Exercise details: Below are the entries; count the lines in them that contain the word "孔细胞培养板" and give only the number.

Recorded information:
start

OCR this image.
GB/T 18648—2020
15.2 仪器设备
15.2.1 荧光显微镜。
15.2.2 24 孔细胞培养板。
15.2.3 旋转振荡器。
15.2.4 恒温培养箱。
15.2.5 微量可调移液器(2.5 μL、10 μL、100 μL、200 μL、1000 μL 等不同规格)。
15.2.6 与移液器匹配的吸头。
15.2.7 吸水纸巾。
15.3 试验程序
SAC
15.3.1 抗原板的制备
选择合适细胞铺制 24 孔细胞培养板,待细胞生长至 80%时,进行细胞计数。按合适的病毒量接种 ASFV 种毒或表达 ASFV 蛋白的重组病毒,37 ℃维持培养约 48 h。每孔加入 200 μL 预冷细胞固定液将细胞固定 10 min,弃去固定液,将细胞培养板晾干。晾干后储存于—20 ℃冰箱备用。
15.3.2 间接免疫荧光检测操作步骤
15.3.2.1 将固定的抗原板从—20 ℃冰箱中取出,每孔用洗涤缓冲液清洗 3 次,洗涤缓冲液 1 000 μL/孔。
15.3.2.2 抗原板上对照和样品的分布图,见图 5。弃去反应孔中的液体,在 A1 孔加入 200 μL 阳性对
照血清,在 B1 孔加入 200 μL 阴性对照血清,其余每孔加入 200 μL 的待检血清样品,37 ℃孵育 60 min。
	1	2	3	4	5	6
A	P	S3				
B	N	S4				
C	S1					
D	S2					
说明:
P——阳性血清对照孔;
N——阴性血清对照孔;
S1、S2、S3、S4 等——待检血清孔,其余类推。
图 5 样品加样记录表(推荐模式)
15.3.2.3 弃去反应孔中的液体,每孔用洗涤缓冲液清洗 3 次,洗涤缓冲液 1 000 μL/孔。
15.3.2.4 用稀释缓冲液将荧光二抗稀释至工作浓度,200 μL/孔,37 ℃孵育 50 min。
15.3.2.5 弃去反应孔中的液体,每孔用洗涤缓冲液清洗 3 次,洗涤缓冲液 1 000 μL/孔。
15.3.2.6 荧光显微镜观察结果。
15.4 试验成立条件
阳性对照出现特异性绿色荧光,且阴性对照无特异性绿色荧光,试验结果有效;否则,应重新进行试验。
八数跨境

end

Written reply: 2